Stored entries
+---+
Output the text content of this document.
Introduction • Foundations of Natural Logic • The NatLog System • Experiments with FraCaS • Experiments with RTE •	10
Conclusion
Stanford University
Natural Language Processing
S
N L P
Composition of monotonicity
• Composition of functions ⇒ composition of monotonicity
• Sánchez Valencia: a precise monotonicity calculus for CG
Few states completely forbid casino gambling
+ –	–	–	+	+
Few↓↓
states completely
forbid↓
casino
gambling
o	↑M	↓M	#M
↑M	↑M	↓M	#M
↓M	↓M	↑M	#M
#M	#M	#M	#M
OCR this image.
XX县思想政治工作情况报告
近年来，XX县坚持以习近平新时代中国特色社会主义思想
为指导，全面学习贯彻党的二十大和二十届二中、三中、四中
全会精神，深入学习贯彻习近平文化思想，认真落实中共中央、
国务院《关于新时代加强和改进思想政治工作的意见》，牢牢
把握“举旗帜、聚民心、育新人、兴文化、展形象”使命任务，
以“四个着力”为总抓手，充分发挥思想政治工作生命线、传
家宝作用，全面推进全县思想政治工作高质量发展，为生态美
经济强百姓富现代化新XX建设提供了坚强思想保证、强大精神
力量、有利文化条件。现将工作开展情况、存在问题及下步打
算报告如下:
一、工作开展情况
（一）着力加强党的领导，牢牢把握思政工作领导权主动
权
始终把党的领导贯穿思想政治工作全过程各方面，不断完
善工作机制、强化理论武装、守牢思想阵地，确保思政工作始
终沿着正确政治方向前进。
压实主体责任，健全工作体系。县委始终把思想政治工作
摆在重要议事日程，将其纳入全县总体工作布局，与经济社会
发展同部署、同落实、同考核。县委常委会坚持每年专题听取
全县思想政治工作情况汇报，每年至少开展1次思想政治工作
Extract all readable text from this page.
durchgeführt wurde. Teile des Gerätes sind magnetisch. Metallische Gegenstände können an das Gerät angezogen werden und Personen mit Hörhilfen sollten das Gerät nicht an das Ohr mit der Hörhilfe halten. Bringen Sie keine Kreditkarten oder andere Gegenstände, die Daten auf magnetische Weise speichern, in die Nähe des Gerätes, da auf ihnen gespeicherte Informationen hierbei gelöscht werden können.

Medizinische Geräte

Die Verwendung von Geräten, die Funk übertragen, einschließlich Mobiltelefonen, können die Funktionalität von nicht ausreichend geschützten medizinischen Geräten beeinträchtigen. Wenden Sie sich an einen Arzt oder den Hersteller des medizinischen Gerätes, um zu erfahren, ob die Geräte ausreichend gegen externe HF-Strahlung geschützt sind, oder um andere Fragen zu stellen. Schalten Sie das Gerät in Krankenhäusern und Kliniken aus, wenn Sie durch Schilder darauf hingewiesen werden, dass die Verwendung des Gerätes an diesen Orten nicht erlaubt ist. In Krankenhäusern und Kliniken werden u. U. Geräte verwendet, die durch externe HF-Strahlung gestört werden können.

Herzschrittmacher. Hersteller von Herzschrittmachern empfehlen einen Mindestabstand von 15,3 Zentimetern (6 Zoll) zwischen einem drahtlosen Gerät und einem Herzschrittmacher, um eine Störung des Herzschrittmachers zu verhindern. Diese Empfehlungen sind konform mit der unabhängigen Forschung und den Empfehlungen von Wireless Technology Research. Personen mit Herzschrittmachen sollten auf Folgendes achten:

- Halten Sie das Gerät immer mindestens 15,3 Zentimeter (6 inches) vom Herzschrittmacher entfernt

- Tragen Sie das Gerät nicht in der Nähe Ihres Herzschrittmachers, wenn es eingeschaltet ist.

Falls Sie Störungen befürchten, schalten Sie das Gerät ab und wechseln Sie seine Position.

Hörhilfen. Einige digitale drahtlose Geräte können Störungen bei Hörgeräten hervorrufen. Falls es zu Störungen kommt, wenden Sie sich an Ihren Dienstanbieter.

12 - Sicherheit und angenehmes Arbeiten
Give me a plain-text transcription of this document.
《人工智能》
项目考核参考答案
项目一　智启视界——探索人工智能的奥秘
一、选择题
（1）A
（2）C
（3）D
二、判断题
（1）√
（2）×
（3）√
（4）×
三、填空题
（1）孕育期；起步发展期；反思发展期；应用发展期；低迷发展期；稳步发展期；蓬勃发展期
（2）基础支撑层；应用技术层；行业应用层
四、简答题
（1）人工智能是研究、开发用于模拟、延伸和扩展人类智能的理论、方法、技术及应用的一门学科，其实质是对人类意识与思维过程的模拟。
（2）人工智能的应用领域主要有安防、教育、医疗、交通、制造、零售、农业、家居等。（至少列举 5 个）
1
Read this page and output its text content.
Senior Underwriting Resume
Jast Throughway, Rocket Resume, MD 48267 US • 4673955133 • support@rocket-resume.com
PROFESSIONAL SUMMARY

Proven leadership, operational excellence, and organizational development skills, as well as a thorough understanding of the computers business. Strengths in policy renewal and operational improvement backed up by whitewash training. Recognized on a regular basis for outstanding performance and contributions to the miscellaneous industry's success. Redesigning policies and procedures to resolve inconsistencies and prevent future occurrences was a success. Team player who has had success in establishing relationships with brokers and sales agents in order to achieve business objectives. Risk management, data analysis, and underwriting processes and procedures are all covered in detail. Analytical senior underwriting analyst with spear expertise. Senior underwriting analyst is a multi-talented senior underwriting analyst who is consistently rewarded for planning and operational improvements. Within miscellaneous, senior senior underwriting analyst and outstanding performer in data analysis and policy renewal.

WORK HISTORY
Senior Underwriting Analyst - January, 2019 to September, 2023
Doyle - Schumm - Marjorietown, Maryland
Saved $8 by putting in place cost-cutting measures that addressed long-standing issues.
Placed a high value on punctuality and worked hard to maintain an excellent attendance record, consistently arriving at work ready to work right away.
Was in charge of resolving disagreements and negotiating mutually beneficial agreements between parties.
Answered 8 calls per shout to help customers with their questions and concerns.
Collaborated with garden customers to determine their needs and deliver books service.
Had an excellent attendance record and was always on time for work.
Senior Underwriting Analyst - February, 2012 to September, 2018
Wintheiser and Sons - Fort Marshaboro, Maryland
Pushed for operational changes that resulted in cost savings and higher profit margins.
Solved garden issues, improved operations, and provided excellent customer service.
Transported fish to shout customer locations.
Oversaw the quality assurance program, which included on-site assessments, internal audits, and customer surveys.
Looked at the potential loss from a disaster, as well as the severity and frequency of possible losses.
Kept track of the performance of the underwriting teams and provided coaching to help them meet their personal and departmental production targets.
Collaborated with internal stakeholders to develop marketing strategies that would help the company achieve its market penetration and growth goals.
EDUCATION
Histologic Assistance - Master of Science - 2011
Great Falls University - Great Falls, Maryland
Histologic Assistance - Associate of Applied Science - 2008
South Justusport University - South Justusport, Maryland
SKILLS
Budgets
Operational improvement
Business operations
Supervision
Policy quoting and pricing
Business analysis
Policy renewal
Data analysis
+---+
WHAT YOU NEED TO DO: Print all of the entries exactly as they are written.

SOLUTION:
Output the text content of this document.
Introduction • Foundations of Natural Logic • The NatLog System • Experiments with FraCaS • Experiments with RTE •	10
Conclusion
Stanford University
Natural Language Processing
S
N L P
Composition of monotonicity
• Composition of functions ⇒ composition of monotonicity
• Sánchez Valencia: a precise monotonicity calculus for CG
Few states completely forbid casino gambling
+ –	–	–	+	+
Few↓↓
states completely
forbid↓
casino
gambling
o	↑M	↓M	#M
↑M	↑M	↓M	#M
↓M	↓M	↑M	#M
#M	#M	#M	#M
OCR this image.
XX县思想政治工作情况报告
近年来，XX县坚持以习近平新时代中国特色社会主义思想
为指导，全面学习贯彻党的二十大和二十届二中、三中、四中
全会精神，深入学习贯彻习近平文化思想，认真落实中共中央、
国务院《关于新时代加强和改进思想政治工作的意见》，牢牢
把握“举旗帜、聚民心、育新人、兴文化、展形象”使命任务，
以“四个着力”为总抓手，充分发挥思想政治工作生命线、传
家宝作用，全面推进全县思想政治工作高质量发展，为生态美
经济强百姓富现代化新XX建设提供了坚强思想保证、强大精神
力量、有利文化条件。现将工作开展情况、存在问题及下步打
算报告如下:
一、工作开展情况
（一）着力加强党的领导，牢牢把握思政工作领导权主动
权
始终把党的领导贯穿思想政治工作全过程各方面，不断完
善工作机制、强化理论武装、守牢思想阵地，确保思政工作始
终沿着正确政治方向前进。
压实主体责任，健全工作体系。县委始终把思想政治工作
摆在重要议事日程，将其纳入全县总体工作布局，与经济社会
发展同部署、同落实、同考核。县委常委会坚持每年专题听取
全县思想政治工作情况汇报，每年至少开展1次思想政治工作
Extract all readable text from this page.
durchgeführt wurde. Teile des Gerätes sind magnetisch. Metallische Gegenstände können an das Gerät angezogen werden und Personen mit Hörhilfen sollten das Gerät nicht an das Ohr mit der Hörhilfe halten. Bringen Sie keine Kreditkarten oder andere Gegenstände, die Daten auf magnetische Weise speichern, in die Nähe des Gerätes, da auf ihnen gespeicherte Informationen hierbei gelöscht werden können.

Medizinische Geräte

Die Verwendung von Geräten, die Funk übertragen, einschließlich Mobiltelefonen, können die Funktionalität von nicht ausreichend geschützten medizinischen Geräten beeinträchtigen. Wenden Sie sich an einen Arzt oder den Hersteller des medizinischen Gerätes, um zu erfahren, ob die Geräte ausreichend gegen externe HF-Strahlung geschützt sind, oder um andere Fragen zu stellen. Schalten Sie das Gerät in Krankenhäusern und Kliniken aus, wenn Sie durch Schilder darauf hingewiesen werden, dass die Verwendung des Gerätes an diesen Orten nicht erlaubt ist. In Krankenhäusern und Kliniken werden u. U. Geräte verwendet, die durch externe HF-Strahlung gestört werden können.

Herzschrittmacher. Hersteller von Herzschrittmachern empfehlen einen Mindestabstand von 15,3 Zentimetern (6 Zoll) zwischen einem drahtlosen Gerät und einem Herzschrittmacher, um eine Störung des Herzschrittmachers zu verhindern. Diese Empfehlungen sind konform mit der unabhängigen Forschung und den Empfehlungen von Wireless Technology Research. Personen mit Herzschrittmachen sollten auf Folgendes achten:

- Halten Sie das Gerät immer mindestens 15,3 Zentimeter (6 inches) vom Herzschrittmacher entfernt

- Tragen Sie das Gerät nicht in der Nähe Ihres Herzschrittmachers, wenn es eingeschaltet ist.

Falls Sie Störungen befürchten, schalten Sie das Gerät ab und wechseln Sie seine Position.

Hörhilfen. Einige digitale drahtlose Geräte können Störungen bei Hörgeräten hervorrufen. Falls es zu Störungen kommt, wenden Sie sich an Ihren Dienstanbieter.

12 - Sicherheit und angenehmes Arbeiten
Give me a plain-text transcription of this document.
《人工智能》
项目考核参考答案
项目一　智启视界——探索人工智能的奥秘
一、选择题
（1）A
（2）C
（3）D
二、判断题
（1）√
（2）×
（3）√
（4）×
三、填空题
（1）孕育期；起步发展期；反思发展期；应用发展期；低迷发展期；稳步发展期；蓬勃发展期
（2）基础支撑层；应用技术层；行业应用层
四、简答题
（1）人工智能是研究、开发用于模拟、延伸和扩展人类智能的理论、方法、技术及应用的一门学科，其实质是对人类意识与思维过程的模拟。
（2）人工智能的应用领域主要有安防、教育、医疗、交通、制造、零售、农业、家居等。（至少列举 5 个）
1
Read this page and output its text content.
Senior Underwriting Resume
Jast Throughway, Rocket Resume, MD 48267 US • 4673955133 • support@rocket-resume.com
PROFESSIONAL SUMMARY

Proven leadership, operational excellence, and organizational development skills, as well as a thorough understanding of the computers business. Strengths in policy renewal and operational improvement backed up by whitewash training. Recognized on a regular basis for outstanding performance and contributions to the miscellaneous industry's success. Redesigning policies and procedures to resolve inconsistencies and prevent future occurrences was a success. Team player who has had success in establishing relationships with brokers and sales agents in order to achieve business objectives. Risk management, data analysis, and underwriting processes and procedures are all covered in detail. Analytical senior underwriting analyst with spear expertise. Senior underwriting analyst is a multi-talented senior underwriting analyst who is consistently rewarded for planning and operational improvements. Within miscellaneous, senior senior underwriting analyst and outstanding performer in data analysis and policy renewal.

WORK HISTORY
Senior Underwriting Analyst - January, 2019 to September, 2023
Doyle - Schumm - Marjorietown, Maryland
Saved $8 by putting in place cost-cutting measures that addressed long-standing issues.
Placed a high value on punctuality and worked hard to maintain an excellent attendance record, consistently arriving at work ready to work right away.
Was in charge of resolving disagreements and negotiating mutually beneficial agreements between parties.
Answered 8 calls per shout to help customers with their questions and concerns.
Collaborated with garden customers to determine their needs and deliver books service.
Had an excellent attendance record and was always on time for work.
Senior Underwriting Analyst - February, 2012 to September, 2018
Wintheiser and Sons - Fort Marshaboro, Maryland
Pushed for operational changes that resulted in cost savings and higher profit margins.
Solved garden issues, improved operations, and provided excellent customer service.
Transported fish to shout customer locations.
Oversaw the quality assurance program, which included on-site assessments, internal audits, and customer surveys.
Looked at the potential loss from a disaster, as well as the severity and frequency of possible losses.
Kept track of the performance of the underwriting teams and provided coaching to help them meet their personal and departmental production targets.
Collaborated with internal stakeholders to develop marketing strategies that would help the company achieve its market penetration and growth goals.
EDUCATION
Histologic Assistance - Master of Science - 2011
Great Falls University - Great Falls, Maryland
Histologic Assistance - Associate of Applied Science - 2008
South Justusport University - South Justusport, Maryland
SKILLS
Budgets
Operational improvement
Business operations
Supervision
Policy quoting and pricing
Business analysis
Policy renewal
Data analysis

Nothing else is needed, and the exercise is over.